__REQUEST__: Please copy every line of the records below that holds the word "тому".

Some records
-- start --

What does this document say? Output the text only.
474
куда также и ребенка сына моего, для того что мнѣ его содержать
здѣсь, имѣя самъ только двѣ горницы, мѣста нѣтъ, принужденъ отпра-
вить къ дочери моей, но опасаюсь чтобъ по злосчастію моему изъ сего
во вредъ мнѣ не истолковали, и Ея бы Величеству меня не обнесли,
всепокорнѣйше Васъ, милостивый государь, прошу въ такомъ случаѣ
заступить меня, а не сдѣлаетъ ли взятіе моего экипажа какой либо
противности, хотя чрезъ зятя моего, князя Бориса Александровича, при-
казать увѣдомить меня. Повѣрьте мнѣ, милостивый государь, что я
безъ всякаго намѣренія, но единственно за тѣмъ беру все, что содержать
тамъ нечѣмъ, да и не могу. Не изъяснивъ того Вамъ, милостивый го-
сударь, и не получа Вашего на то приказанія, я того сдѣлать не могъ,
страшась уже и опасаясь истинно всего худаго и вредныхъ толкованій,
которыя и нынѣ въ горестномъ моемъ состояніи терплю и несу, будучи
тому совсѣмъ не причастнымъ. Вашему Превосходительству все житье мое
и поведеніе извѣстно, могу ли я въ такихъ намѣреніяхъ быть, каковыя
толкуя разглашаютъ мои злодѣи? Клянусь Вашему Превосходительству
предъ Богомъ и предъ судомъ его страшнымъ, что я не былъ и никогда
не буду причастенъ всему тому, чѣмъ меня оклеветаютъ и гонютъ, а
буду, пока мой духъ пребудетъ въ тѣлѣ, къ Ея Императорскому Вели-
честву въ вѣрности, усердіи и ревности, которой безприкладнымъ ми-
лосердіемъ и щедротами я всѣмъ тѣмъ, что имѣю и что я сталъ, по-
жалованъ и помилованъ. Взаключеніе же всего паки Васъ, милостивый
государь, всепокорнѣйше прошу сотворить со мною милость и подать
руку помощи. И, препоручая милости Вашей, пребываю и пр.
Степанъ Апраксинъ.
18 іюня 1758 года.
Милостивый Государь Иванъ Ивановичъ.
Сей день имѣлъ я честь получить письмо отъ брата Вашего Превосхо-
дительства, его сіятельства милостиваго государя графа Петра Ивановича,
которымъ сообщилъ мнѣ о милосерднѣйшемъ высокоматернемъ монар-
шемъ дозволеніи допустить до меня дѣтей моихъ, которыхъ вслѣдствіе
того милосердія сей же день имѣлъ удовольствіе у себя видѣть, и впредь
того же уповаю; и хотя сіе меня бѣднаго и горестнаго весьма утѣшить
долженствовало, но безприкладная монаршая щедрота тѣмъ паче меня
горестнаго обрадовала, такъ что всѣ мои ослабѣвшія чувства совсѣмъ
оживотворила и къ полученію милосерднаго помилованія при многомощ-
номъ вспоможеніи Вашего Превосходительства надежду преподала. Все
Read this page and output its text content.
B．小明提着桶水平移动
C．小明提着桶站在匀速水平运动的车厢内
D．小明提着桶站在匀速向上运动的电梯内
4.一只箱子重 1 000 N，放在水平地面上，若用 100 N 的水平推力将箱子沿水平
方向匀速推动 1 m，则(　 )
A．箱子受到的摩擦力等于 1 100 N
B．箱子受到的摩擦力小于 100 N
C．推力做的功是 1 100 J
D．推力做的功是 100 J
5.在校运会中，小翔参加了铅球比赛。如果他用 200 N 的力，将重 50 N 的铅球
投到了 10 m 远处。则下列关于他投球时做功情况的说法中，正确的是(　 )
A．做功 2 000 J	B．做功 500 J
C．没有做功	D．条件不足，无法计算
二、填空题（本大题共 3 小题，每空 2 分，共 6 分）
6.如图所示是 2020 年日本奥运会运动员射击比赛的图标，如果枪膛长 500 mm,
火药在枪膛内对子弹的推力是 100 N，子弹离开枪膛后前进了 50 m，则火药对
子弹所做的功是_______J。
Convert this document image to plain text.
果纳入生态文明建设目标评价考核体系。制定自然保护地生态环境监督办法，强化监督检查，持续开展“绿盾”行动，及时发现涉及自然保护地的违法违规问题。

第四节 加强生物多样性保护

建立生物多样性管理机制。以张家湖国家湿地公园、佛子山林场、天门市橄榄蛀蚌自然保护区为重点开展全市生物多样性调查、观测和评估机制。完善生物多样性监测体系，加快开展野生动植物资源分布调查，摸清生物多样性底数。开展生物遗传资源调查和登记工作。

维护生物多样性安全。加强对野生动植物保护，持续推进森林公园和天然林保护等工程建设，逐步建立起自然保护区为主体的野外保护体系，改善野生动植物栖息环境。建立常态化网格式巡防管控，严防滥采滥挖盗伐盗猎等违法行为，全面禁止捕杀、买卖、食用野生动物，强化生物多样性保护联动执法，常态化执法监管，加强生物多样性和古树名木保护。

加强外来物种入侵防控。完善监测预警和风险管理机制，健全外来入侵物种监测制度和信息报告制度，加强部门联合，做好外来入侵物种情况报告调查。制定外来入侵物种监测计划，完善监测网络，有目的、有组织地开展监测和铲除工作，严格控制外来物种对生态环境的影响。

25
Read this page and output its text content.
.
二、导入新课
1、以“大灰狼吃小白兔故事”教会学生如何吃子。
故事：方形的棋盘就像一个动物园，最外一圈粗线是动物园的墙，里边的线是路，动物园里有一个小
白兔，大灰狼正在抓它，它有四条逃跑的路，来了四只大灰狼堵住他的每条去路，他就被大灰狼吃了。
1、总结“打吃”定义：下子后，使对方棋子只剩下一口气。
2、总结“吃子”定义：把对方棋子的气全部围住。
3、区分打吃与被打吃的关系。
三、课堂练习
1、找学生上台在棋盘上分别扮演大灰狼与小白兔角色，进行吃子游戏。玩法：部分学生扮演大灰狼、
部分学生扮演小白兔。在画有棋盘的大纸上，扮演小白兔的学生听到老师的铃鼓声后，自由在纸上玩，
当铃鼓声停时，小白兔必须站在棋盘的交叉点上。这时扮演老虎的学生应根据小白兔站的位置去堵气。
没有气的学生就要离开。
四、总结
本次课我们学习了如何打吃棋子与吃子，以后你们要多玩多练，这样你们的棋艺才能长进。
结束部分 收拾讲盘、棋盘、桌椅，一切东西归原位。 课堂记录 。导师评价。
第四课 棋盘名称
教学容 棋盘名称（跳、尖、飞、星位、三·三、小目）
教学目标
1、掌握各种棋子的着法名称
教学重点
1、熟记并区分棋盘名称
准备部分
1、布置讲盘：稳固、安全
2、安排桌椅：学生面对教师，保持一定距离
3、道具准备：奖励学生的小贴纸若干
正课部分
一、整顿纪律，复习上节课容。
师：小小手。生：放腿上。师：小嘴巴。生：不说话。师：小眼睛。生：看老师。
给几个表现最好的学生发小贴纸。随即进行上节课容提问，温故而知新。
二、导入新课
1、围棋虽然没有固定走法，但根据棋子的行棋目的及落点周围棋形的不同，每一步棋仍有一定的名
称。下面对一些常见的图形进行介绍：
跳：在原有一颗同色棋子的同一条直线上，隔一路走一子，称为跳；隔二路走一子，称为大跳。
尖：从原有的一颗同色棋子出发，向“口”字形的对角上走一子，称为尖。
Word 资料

-- end --

__RESPONSE__:
тому совсѣмъ не причастнымъ. Вашему Превосходительству все житье мое
не буду причастенъ всему тому, чѣмъ меня оклеветаютъ и гонютъ, а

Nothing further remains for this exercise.